Entries from a visual dataset

%%

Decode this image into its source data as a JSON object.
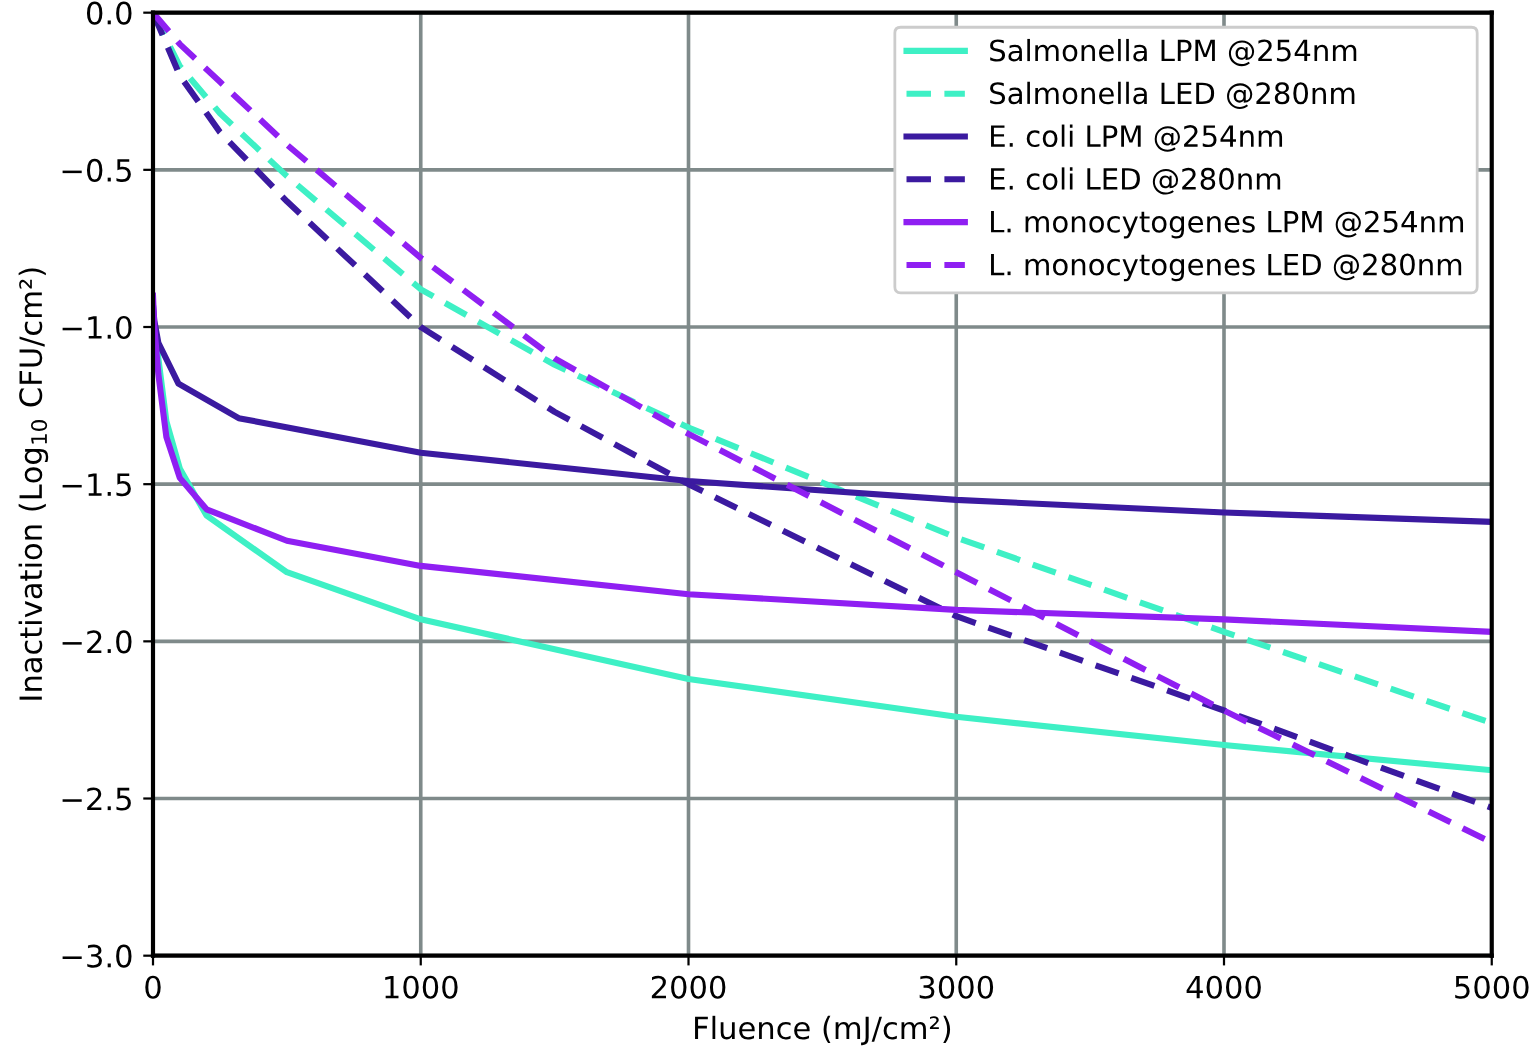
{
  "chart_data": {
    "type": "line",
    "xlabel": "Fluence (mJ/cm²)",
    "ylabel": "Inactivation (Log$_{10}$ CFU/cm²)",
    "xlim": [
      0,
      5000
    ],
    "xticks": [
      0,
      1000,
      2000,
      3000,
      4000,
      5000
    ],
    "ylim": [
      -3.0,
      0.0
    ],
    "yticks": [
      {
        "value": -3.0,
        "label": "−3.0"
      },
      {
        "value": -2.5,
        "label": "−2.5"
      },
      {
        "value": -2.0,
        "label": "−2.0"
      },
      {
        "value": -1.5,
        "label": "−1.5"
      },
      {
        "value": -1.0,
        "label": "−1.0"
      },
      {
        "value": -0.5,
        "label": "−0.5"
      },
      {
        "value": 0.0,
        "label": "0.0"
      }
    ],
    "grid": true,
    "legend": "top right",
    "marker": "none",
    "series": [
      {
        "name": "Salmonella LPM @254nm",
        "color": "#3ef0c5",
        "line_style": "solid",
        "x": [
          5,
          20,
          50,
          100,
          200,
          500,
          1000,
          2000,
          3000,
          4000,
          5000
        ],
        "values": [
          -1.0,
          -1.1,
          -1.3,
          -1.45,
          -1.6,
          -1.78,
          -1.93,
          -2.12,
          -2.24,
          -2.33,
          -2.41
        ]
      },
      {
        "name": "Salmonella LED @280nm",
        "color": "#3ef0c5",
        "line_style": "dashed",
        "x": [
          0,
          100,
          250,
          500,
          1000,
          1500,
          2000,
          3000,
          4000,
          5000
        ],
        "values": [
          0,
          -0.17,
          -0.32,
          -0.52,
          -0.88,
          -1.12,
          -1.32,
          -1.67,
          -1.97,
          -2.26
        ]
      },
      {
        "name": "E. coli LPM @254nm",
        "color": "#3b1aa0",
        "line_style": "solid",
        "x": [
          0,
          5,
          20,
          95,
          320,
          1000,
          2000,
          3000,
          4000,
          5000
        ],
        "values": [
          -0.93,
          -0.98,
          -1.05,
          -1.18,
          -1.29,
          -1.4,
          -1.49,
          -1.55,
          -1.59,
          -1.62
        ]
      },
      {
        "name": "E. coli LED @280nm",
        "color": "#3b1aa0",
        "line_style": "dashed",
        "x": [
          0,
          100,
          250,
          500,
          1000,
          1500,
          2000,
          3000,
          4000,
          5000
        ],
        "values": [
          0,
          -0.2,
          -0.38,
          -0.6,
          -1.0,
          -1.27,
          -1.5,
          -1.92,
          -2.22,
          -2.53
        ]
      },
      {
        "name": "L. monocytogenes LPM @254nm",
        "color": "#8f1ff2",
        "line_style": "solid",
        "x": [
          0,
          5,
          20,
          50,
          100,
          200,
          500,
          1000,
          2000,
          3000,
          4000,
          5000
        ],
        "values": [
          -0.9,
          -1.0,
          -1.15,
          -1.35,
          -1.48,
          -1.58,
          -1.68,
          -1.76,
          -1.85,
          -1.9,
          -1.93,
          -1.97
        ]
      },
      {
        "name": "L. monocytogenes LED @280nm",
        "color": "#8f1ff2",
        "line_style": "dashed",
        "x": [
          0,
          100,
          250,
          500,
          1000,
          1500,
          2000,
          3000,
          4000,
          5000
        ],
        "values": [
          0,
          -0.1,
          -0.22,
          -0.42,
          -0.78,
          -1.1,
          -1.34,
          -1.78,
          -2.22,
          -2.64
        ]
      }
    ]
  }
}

%%

- Problem to work on
Counting only lines that hold "name", state how many appear in the records, and give nothing but the number.

- Exercise solution
6